▶ [SET EXERCISE]
Check every line of the entries below for the word "votre", and copy the ones that have it.

▶ [ENTRIES SHOWN]
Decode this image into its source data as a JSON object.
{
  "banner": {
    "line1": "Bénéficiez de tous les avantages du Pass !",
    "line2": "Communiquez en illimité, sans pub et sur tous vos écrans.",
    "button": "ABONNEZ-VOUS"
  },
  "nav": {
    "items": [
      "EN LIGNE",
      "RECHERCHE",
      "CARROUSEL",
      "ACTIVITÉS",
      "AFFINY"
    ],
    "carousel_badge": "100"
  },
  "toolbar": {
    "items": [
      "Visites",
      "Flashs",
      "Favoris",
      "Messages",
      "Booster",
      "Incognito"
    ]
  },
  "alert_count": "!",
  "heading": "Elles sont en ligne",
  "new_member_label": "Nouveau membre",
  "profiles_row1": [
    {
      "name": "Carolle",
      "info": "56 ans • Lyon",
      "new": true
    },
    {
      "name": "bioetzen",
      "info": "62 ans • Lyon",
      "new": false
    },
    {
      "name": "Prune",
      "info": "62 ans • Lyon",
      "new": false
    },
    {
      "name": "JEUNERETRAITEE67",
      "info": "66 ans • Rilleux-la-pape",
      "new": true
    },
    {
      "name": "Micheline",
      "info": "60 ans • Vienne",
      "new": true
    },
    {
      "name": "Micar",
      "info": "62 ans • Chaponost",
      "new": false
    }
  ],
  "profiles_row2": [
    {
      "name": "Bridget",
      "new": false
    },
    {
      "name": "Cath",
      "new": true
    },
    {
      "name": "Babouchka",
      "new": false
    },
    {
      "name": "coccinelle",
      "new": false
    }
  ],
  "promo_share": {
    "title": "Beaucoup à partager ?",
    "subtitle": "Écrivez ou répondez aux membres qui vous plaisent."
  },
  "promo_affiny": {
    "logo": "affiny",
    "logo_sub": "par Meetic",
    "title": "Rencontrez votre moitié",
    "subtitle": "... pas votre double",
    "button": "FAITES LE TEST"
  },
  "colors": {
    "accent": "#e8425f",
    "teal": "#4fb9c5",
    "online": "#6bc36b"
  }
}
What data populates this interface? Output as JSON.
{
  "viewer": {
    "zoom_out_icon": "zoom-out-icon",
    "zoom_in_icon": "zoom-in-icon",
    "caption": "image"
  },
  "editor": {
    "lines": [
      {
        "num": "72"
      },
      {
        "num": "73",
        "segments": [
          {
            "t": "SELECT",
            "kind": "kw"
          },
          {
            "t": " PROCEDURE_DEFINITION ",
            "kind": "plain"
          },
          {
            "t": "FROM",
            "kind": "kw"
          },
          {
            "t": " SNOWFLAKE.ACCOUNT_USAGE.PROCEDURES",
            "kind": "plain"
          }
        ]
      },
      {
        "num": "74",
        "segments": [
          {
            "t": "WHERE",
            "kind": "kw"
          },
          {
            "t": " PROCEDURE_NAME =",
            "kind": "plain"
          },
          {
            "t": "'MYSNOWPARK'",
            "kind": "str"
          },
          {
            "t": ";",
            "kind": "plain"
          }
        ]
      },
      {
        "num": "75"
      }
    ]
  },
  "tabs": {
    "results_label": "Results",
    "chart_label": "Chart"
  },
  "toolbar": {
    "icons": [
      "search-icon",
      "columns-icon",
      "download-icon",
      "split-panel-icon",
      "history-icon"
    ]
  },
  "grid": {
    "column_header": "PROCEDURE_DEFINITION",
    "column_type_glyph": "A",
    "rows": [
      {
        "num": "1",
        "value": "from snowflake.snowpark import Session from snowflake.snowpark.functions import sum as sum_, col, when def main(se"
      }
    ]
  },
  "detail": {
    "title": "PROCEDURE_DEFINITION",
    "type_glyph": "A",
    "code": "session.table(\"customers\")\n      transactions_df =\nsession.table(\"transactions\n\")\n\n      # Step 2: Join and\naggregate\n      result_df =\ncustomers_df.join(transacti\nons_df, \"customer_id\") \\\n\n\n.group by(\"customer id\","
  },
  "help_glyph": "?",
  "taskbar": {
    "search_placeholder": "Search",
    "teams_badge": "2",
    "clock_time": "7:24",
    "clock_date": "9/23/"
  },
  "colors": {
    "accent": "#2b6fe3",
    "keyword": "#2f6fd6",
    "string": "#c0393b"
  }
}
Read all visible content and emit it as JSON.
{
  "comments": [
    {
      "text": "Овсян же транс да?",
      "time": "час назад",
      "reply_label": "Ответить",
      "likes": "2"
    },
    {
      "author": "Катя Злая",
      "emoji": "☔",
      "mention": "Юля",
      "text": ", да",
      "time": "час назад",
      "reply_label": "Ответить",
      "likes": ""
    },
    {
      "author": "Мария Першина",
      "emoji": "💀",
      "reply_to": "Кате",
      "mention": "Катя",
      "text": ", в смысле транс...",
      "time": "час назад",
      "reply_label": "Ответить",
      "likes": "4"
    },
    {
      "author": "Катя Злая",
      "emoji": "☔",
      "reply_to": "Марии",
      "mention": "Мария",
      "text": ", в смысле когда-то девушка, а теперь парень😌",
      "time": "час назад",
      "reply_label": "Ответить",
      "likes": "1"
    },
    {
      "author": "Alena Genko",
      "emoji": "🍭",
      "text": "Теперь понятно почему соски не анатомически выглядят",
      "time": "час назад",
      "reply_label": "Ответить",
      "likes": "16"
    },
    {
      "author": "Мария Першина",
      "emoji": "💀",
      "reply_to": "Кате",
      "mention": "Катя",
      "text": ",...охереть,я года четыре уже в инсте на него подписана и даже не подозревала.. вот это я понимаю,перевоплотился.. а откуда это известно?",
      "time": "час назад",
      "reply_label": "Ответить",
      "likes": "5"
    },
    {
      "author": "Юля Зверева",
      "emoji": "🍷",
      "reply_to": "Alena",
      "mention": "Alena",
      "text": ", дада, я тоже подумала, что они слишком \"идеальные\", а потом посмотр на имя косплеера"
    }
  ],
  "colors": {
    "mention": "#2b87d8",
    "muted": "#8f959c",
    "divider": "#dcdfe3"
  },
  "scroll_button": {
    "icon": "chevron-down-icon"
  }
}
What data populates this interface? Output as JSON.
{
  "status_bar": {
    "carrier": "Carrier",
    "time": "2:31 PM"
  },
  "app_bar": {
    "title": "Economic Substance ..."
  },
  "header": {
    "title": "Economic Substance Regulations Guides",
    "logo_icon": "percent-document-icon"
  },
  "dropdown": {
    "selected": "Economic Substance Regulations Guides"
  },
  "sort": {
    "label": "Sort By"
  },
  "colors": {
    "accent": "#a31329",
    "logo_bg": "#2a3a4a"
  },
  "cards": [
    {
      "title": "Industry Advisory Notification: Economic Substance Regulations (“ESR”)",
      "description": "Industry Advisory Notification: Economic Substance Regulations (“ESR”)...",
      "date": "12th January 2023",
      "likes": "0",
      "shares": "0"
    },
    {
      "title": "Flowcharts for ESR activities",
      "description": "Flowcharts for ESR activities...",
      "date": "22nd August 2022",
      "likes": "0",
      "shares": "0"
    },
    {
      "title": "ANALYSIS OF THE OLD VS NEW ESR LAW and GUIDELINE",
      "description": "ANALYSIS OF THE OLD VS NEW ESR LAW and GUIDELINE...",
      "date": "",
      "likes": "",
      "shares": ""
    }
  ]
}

▶ [COMPLETED EXERCISE]
    "title": "Rencontrez votre moitié",
    "subtitle": "... pas votre double",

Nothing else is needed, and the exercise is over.